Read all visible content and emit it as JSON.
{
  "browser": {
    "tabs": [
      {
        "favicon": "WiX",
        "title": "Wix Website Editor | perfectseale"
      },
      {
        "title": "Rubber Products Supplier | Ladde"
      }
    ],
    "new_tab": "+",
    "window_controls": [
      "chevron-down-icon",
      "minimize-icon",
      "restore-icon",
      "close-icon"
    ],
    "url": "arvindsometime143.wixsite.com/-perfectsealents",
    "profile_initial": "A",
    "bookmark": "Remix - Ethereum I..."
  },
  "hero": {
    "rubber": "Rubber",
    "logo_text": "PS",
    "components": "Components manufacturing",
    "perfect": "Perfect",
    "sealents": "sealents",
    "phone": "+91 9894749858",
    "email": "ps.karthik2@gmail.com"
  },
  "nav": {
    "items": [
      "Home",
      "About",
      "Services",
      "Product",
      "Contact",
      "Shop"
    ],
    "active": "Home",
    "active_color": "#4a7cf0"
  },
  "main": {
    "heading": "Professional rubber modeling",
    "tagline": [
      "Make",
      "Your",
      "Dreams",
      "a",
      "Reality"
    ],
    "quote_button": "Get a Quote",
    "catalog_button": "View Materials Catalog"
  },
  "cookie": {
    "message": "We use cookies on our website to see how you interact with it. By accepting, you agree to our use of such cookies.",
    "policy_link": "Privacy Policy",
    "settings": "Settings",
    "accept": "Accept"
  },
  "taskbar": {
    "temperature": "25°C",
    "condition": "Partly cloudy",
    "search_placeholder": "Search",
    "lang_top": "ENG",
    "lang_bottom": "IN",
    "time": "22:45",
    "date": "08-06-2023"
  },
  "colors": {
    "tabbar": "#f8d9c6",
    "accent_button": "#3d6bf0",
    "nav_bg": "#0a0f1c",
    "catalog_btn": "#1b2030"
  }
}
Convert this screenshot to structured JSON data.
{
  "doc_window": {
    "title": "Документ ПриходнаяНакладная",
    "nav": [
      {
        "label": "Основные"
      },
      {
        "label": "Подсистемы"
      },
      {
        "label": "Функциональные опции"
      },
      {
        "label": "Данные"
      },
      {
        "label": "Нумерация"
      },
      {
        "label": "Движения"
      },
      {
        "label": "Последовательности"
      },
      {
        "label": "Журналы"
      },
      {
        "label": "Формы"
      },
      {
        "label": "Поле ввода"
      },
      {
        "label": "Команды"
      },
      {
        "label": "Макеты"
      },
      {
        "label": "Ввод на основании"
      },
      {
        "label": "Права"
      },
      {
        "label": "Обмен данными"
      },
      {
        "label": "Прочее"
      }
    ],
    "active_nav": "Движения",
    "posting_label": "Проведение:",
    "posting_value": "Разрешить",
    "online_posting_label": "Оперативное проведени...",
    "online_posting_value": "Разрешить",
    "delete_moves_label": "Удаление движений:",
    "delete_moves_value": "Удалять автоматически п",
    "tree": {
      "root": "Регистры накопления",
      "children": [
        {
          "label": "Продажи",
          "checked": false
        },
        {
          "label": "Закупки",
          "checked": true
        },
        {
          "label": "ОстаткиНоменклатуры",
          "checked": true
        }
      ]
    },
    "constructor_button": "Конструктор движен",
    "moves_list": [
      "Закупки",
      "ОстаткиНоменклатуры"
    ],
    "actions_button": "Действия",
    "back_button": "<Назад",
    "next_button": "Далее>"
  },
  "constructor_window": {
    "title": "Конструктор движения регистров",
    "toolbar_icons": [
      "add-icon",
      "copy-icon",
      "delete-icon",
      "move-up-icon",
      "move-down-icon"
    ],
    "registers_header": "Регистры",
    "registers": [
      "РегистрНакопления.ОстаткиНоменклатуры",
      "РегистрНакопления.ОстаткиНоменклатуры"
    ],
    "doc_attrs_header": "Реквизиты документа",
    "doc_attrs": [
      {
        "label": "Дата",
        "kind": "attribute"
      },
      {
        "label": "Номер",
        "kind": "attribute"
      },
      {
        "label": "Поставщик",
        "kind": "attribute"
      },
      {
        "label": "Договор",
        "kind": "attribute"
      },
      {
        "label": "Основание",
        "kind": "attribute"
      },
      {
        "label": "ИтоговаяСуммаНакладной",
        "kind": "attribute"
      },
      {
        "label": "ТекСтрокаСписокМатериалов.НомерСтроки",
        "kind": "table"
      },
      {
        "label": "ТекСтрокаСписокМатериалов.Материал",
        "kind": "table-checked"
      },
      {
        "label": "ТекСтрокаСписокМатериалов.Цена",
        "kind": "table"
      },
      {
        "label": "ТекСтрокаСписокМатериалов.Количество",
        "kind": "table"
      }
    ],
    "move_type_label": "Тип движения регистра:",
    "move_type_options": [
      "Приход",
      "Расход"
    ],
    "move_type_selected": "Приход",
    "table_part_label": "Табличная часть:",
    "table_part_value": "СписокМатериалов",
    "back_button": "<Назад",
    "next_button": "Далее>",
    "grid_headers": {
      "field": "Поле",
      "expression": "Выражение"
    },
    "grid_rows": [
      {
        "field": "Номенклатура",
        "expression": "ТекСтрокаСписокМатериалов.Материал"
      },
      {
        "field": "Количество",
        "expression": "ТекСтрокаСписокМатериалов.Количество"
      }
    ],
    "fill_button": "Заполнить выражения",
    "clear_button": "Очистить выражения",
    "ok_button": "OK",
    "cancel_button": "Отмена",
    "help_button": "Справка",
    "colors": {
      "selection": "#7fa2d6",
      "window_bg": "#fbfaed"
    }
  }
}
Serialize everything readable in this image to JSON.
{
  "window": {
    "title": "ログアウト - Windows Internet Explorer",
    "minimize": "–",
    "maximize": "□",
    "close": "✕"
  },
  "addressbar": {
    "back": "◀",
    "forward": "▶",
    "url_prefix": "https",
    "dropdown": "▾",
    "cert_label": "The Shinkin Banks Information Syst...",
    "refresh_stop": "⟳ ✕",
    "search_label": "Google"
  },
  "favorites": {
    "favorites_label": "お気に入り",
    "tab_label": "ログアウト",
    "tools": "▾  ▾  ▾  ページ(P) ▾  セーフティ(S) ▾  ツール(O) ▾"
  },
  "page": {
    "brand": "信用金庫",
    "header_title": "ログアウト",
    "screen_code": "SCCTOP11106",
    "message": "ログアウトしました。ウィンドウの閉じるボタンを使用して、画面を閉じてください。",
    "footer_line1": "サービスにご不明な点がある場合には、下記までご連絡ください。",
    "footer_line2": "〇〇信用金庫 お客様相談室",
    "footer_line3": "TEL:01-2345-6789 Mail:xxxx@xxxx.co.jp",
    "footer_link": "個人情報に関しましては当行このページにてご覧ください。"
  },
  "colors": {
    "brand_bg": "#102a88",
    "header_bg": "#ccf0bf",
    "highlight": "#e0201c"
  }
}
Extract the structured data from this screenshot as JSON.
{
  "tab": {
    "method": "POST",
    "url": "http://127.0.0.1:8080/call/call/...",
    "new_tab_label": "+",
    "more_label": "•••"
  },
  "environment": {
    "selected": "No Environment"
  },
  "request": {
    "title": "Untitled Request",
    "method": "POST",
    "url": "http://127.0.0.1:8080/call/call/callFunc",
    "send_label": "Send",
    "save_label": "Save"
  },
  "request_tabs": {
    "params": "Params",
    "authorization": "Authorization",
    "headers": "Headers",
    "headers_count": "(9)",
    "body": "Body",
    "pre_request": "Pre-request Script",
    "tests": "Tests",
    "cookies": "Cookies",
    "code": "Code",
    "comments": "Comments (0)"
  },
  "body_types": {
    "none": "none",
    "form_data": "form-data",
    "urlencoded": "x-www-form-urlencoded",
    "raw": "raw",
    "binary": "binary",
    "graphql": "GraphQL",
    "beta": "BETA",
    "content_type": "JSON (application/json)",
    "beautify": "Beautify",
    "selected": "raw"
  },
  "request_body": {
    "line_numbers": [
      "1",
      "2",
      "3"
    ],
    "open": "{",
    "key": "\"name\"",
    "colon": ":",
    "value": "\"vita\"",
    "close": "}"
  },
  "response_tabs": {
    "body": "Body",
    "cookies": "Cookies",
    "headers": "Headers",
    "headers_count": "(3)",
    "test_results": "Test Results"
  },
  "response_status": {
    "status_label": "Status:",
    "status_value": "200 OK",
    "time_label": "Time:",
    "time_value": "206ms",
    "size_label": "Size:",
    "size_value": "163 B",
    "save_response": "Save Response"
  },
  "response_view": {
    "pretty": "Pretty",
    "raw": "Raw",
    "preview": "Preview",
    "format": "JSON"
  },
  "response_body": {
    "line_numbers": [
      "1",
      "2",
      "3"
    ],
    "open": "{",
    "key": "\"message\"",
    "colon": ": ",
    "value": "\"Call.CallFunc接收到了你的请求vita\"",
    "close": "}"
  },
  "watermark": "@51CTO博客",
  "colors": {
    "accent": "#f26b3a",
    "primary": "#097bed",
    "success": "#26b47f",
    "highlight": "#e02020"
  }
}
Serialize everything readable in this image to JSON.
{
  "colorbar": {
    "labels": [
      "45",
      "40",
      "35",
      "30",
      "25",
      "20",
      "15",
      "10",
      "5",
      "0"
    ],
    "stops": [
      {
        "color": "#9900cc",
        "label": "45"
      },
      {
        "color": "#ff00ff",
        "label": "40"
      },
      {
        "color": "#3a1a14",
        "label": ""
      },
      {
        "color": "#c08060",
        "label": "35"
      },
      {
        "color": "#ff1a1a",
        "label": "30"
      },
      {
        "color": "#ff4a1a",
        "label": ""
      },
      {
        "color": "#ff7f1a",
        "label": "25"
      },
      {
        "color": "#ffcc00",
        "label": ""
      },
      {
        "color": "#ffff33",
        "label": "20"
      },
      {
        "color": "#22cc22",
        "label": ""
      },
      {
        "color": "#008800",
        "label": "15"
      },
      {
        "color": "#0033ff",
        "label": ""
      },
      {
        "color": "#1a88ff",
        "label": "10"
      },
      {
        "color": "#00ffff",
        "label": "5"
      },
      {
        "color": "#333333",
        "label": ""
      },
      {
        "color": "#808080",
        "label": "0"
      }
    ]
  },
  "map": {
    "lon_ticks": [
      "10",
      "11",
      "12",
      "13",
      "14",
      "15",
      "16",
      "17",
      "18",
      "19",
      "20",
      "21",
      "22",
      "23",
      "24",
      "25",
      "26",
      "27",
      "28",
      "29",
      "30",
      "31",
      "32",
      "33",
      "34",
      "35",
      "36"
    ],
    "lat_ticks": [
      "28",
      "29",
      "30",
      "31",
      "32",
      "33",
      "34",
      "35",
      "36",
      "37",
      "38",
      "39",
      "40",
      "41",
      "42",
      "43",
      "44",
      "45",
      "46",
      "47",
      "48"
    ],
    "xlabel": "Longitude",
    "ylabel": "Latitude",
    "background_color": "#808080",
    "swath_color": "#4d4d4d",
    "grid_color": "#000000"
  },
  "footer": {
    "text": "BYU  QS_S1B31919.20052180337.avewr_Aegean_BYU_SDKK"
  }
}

════

Locate the word "message" in the records above, and return each line that has it.

    "message": "We use cookies on our website to see how you interact with it. By accepting, you agree to our use of such cookies.",
    "message": "ログアウトしました。ウィンドウの閉じるボタンを使用して、画面を閉じてください。",
    "key": "\"message\"",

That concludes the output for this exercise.